═════ EXERCISE MATERIAL

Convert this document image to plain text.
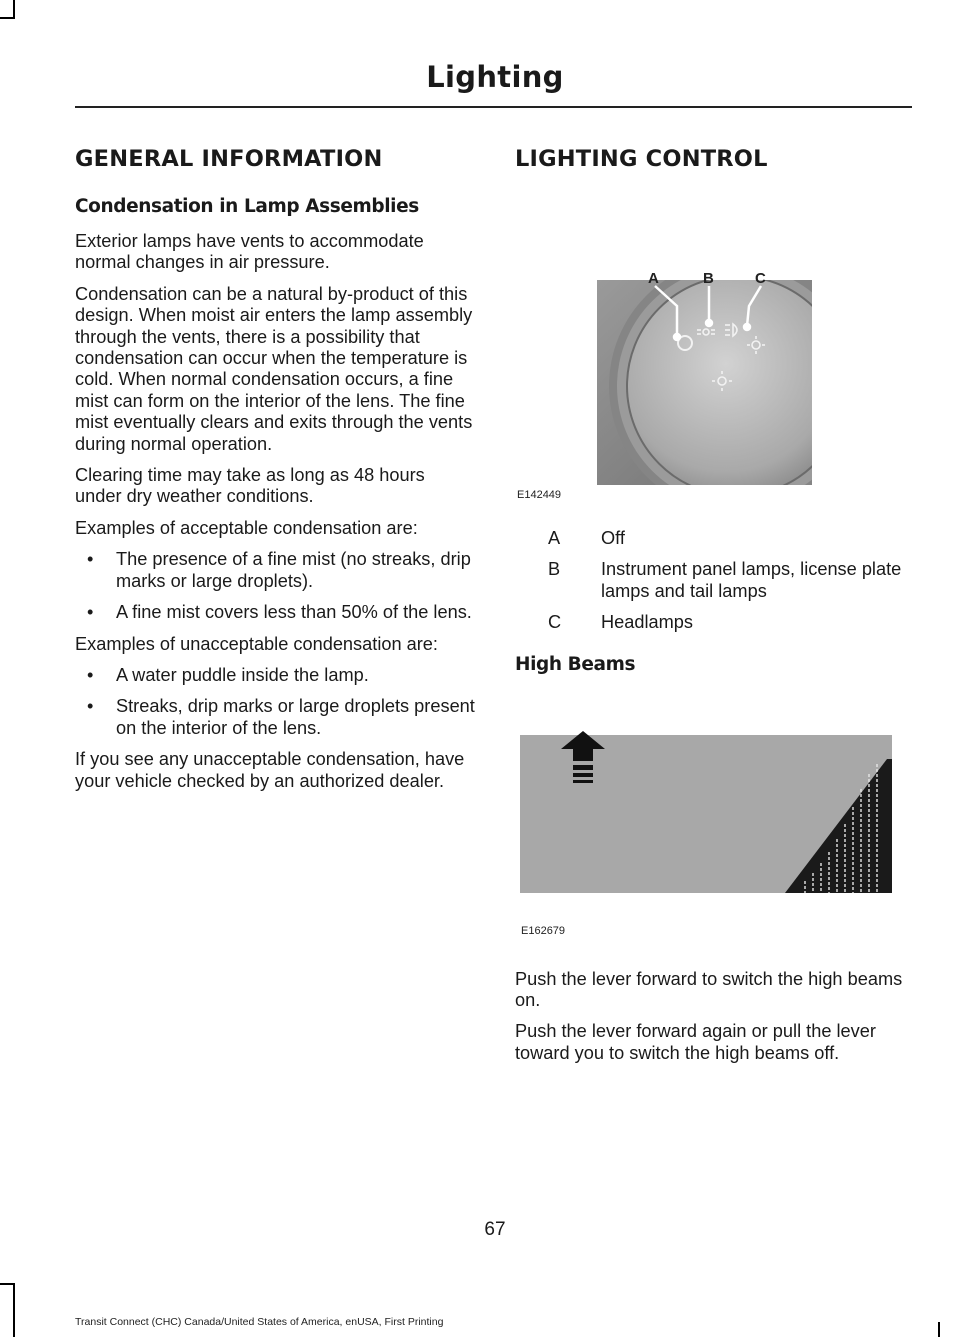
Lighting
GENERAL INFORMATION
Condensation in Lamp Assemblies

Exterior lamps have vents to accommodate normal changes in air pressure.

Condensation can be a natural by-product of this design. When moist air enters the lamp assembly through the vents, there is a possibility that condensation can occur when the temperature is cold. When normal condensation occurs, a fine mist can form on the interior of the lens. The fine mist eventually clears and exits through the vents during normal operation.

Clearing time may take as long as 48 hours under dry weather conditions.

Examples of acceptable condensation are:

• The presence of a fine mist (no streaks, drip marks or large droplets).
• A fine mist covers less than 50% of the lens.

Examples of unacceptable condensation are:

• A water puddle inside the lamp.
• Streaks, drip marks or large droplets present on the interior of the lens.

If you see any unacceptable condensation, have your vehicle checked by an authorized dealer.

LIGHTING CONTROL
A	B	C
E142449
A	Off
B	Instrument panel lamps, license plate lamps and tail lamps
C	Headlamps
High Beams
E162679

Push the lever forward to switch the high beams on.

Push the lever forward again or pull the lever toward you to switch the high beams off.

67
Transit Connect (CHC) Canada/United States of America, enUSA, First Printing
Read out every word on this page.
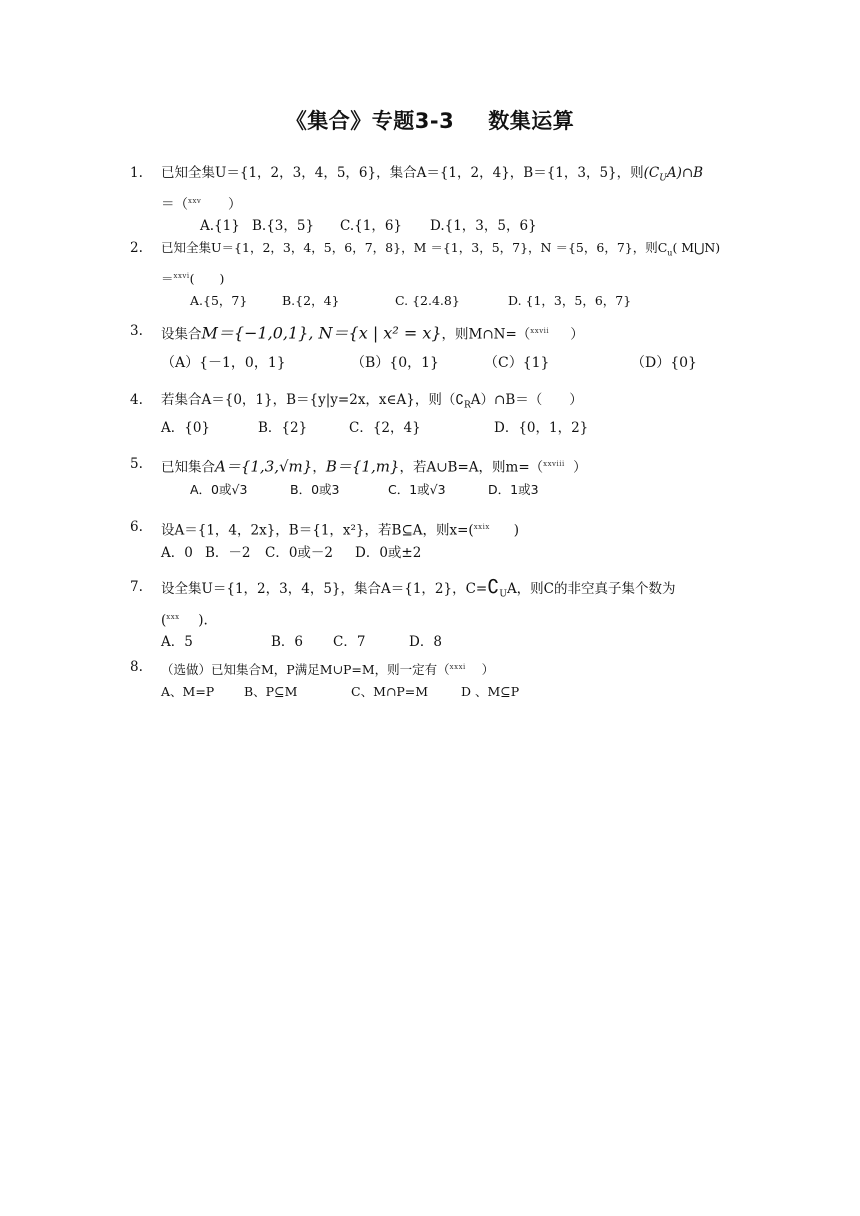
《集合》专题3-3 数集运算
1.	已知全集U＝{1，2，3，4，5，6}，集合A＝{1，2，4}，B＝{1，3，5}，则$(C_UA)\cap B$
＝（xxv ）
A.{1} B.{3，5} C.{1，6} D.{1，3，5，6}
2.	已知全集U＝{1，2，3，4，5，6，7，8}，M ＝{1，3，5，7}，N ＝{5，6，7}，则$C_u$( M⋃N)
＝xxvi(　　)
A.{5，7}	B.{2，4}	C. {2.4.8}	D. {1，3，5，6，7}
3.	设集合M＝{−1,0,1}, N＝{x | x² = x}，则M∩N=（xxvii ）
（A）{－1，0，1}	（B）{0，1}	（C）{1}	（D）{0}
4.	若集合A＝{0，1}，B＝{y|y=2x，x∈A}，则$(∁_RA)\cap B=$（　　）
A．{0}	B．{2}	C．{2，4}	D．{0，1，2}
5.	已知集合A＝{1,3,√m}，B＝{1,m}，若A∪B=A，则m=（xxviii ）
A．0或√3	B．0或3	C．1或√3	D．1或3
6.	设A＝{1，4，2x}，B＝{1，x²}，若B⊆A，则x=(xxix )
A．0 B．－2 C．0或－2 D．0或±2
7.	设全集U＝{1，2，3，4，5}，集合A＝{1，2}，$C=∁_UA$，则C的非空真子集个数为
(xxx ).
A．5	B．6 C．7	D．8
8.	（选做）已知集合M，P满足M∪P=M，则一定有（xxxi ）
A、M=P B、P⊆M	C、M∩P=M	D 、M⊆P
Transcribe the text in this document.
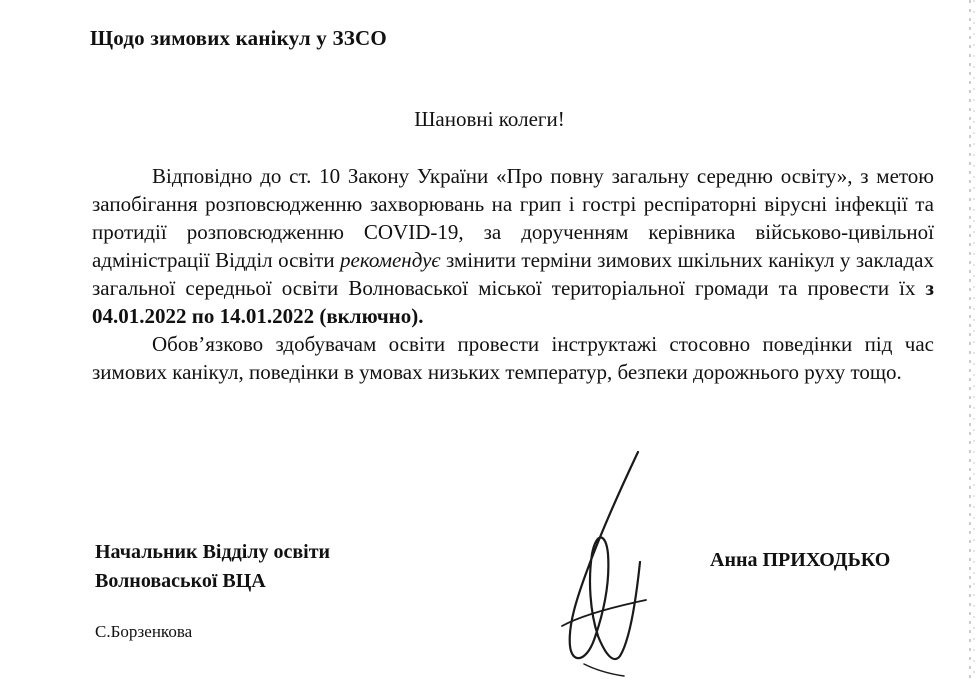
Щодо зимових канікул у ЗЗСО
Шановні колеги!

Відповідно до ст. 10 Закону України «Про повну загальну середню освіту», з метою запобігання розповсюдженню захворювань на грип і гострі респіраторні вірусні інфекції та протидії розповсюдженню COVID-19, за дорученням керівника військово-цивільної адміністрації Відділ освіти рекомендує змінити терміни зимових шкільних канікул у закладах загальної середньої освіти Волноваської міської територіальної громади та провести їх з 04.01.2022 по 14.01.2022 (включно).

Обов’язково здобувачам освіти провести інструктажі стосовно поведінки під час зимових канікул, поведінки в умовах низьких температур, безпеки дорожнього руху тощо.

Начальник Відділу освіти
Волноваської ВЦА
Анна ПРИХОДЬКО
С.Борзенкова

══════════

DESCRIPTION OF THE TASK:
Output an exact copy of the lines from the one with "Transcribe the text in this document." through the closing line of the records, inclusive, without any images.

RESULT OF THE EXERCISE:
Transcribe the text in this document.
Щодо зимових канікул у ЗЗСО
Шановні колеги!

Відповідно до ст. 10 Закону України «Про повну загальну середню освіту», з метою запобігання розповсюдженню захворювань на грип і гострі респіраторні вірусні інфекції та протидії розповсюдженню COVID-19, за дорученням керівника військово-цивільної адміністрації Відділ освіти рекомендує змінити терміни зимових шкільних канікул у закладах загальної середньої освіти Волноваської міської територіальної громади та провести їх з 04.01.2022 по 14.01.2022 (включно).

Обов’язково здобувачам освіти провести інструктажі стосовно поведінки під час зимових канікул, поведінки в умовах низьких температур, безпеки дорожнього руху тощо.

Начальник Відділу освіти
Волноваської ВЦА
Анна ПРИХОДЬКО
С.Борзенкова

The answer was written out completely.